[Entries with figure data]
########################################
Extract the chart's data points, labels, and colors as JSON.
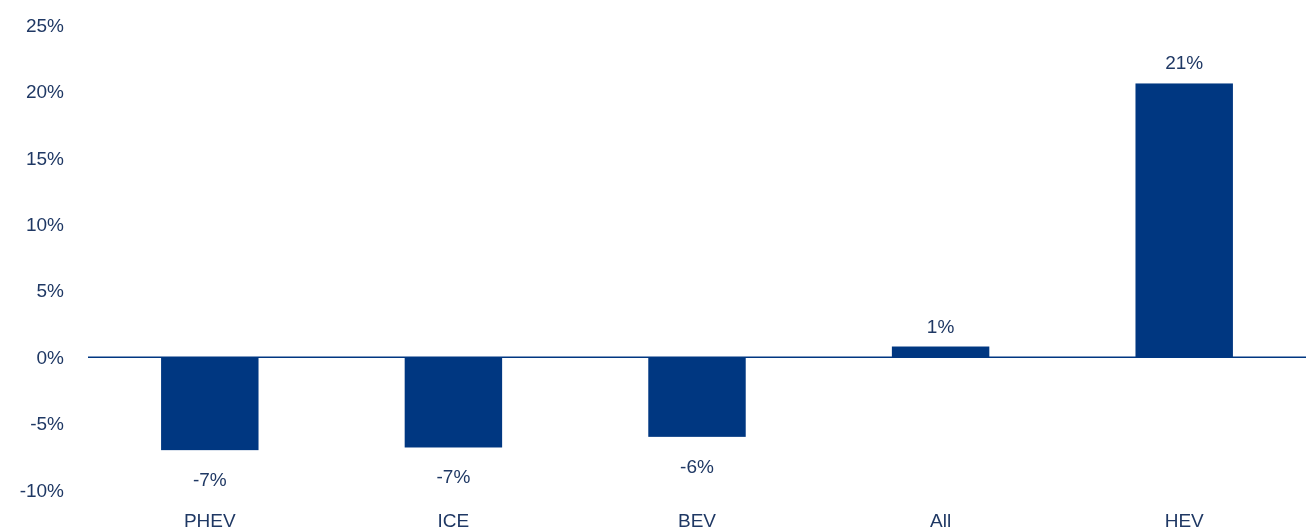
{
  "chart_data": {
    "type": "bar",
    "categories": [
      "PHEV",
      "ICE",
      "BEV",
      "All",
      "HEV"
    ],
    "values": [
      -7.0,
      -6.8,
      -6.0,
      0.8,
      20.6
    ],
    "value_labels": [
      "-7%",
      "-7%",
      "-6%",
      "1%",
      "21%"
    ],
    "color": "#003781",
    "ylim": [
      -10,
      25
    ],
    "yticks": [
      {
        "value": -10,
        "label": "-10%"
      },
      {
        "value": -5,
        "label": "-5%"
      },
      {
        "value": 0,
        "label": "0%"
      },
      {
        "value": 5,
        "label": "5%"
      },
      {
        "value": 10,
        "label": "10%"
      },
      {
        "value": 15,
        "label": "15%"
      },
      {
        "value": 20,
        "label": "20%"
      },
      {
        "value": 25,
        "label": "25%"
      }
    ],
    "ref_lines": [
      {
        "axis": "y",
        "value": 0,
        "color": "#003781"
      }
    ],
    "grid": false
  }
}
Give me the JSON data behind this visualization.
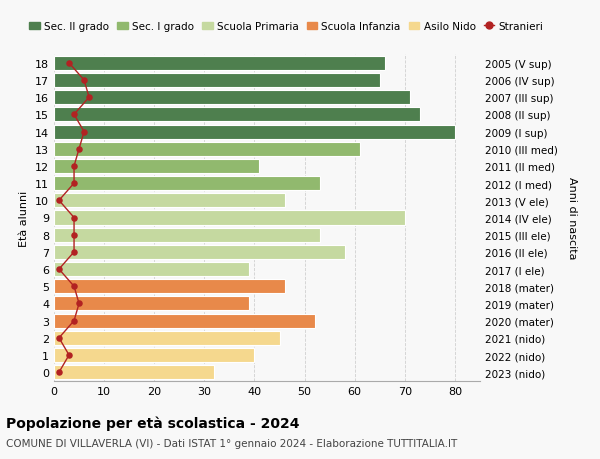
{
  "ages": [
    0,
    1,
    2,
    3,
    4,
    5,
    6,
    7,
    8,
    9,
    10,
    11,
    12,
    13,
    14,
    15,
    16,
    17,
    18
  ],
  "bar_values": [
    32,
    40,
    45,
    52,
    39,
    46,
    39,
    58,
    53,
    70,
    46,
    53,
    41,
    61,
    80,
    73,
    71,
    65,
    66
  ],
  "stranieri": [
    1,
    3,
    1,
    4,
    5,
    4,
    1,
    4,
    4,
    4,
    1,
    4,
    4,
    5,
    6,
    4,
    7,
    6,
    3
  ],
  "right_labels": [
    "2023 (nido)",
    "2022 (nido)",
    "2021 (nido)",
    "2020 (mater)",
    "2019 (mater)",
    "2018 (mater)",
    "2017 (I ele)",
    "2016 (II ele)",
    "2015 (III ele)",
    "2014 (IV ele)",
    "2013 (V ele)",
    "2012 (I med)",
    "2011 (II med)",
    "2010 (III med)",
    "2009 (I sup)",
    "2008 (II sup)",
    "2007 (III sup)",
    "2006 (IV sup)",
    "2005 (V sup)"
  ],
  "bar_colors": [
    "#f5d88e",
    "#f5d88e",
    "#f5d88e",
    "#e8894a",
    "#e8894a",
    "#e8894a",
    "#c5d9a0",
    "#c5d9a0",
    "#c5d9a0",
    "#c5d9a0",
    "#c5d9a0",
    "#91b96e",
    "#91b96e",
    "#91b96e",
    "#4e7f4e",
    "#4e7f4e",
    "#4e7f4e",
    "#4e7f4e",
    "#4e7f4e"
  ],
  "legend_labels": [
    "Sec. II grado",
    "Sec. I grado",
    "Scuola Primaria",
    "Scuola Infanzia",
    "Asilo Nido",
    "Stranieri"
  ],
  "legend_colors": [
    "#4e7f4e",
    "#91b96e",
    "#c5d9a0",
    "#e8894a",
    "#f5d88e",
    "#cc0000"
  ],
  "ylabel": "Età alunni",
  "right_ylabel": "Anni di nascita",
  "title": "Popolazione per età scolastica - 2024",
  "subtitle": "COMUNE DI VILLAVERLA (VI) - Dati ISTAT 1° gennaio 2024 - Elaborazione TUTTITALIA.IT",
  "xlim": [
    0,
    85
  ],
  "xticks": [
    0,
    10,
    20,
    30,
    40,
    50,
    60,
    70,
    80
  ],
  "background_color": "#f8f8f8",
  "plot_bg_color": "#f8f8f8",
  "stranieri_color": "#b22222",
  "grid_color": "#d0d0d0",
  "bar_edge_color": "#ffffff",
  "bar_height": 0.82
}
########################################
_Description of the task_. Print the entries above exactly, taking out only the pictures.

_Finished exercise_.
Extract the chart's data points, labels, and colors as JSON.
{
  "chart_data": {
    "type": "bar",
    "categories": [
      "PHEV",
      "ICE",
      "BEV",
      "All",
      "HEV"
    ],
    "values": [
      -7.0,
      -6.8,
      -6.0,
      0.8,
      20.6
    ],
    "value_labels": [
      "-7%",
      "-7%",
      "-6%",
      "1%",
      "21%"
    ],
    "color": "#003781",
    "ylim": [
      -10,
      25
    ],
    "yticks": [
      {
        "value": -10,
        "label": "-10%"
      },
      {
        "value": -5,
        "label": "-5%"
      },
      {
        "value": 0,
        "label": "0%"
      },
      {
        "value": 5,
        "label": "5%"
      },
      {
        "value": 10,
        "label": "10%"
      },
      {
        "value": 15,
        "label": "15%"
      },
      {
        "value": 20,
        "label": "20%"
      },
      {
        "value": 25,
        "label": "25%"
      }
    ],
    "ref_lines": [
      {
        "axis": "y",
        "value": 0,
        "color": "#003781"
      }
    ],
    "grid": false
  }
}
Give me the JSON data behind this visualization.
{
  "ages": [
    0,
    1,
    2,
    3,
    4,
    5,
    6,
    7,
    8,
    9,
    10,
    11,
    12,
    13,
    14,
    15,
    16,
    17,
    18
  ],
  "bar_values": [
    32,
    40,
    45,
    52,
    39,
    46,
    39,
    58,
    53,
    70,
    46,
    53,
    41,
    61,
    80,
    73,
    71,
    65,
    66
  ],
  "stranieri": [
    1,
    3,
    1,
    4,
    5,
    4,
    1,
    4,
    4,
    4,
    1,
    4,
    4,
    5,
    6,
    4,
    7,
    6,
    3
  ],
  "right_labels": [
    "2023 (nido)",
    "2022 (nido)",
    "2021 (nido)",
    "2020 (mater)",
    "2019 (mater)",
    "2018 (mater)",
    "2017 (I ele)",
    "2016 (II ele)",
    "2015 (III ele)",
    "2014 (IV ele)",
    "2013 (V ele)",
    "2012 (I med)",
    "2011 (II med)",
    "2010 (III med)",
    "2009 (I sup)",
    "2008 (II sup)",
    "2007 (III sup)",
    "2006 (IV sup)",
    "2005 (V sup)"
  ],
  "bar_colors": [
    "#f5d88e",
    "#f5d88e",
    "#f5d88e",
    "#e8894a",
    "#e8894a",
    "#e8894a",
    "#c5d9a0",
    "#c5d9a0",
    "#c5d9a0",
    "#c5d9a0",
    "#c5d9a0",
    "#91b96e",
    "#91b96e",
    "#91b96e",
    "#4e7f4e",
    "#4e7f4e",
    "#4e7f4e",
    "#4e7f4e",
    "#4e7f4e"
  ],
  "legend_labels": [
    "Sec. II grado",
    "Sec. I grado",
    "Scuola Primaria",
    "Scuola Infanzia",
    "Asilo Nido",
    "Stranieri"
  ],
  "legend_colors": [
    "#4e7f4e",
    "#91b96e",
    "#c5d9a0",
    "#e8894a",
    "#f5d88e",
    "#cc0000"
  ],
  "ylabel": "Età alunni",
  "right_ylabel": "Anni di nascita",
  "title": "Popolazione per età scolastica - 2024",
  "subtitle": "COMUNE DI VILLAVERLA (VI) - Dati ISTAT 1° gennaio 2024 - Elaborazione TUTTITALIA.IT",
  "xlim": [
    0,
    85
  ],
  "xticks": [
    0,
    10,
    20,
    30,
    40,
    50,
    60,
    70,
    80
  ],
  "background_color": "#f8f8f8",
  "plot_bg_color": "#f8f8f8",
  "stranieri_color": "#b22222",
  "grid_color": "#d0d0d0",
  "bar_edge_color": "#ffffff",
  "bar_height": 0.82
}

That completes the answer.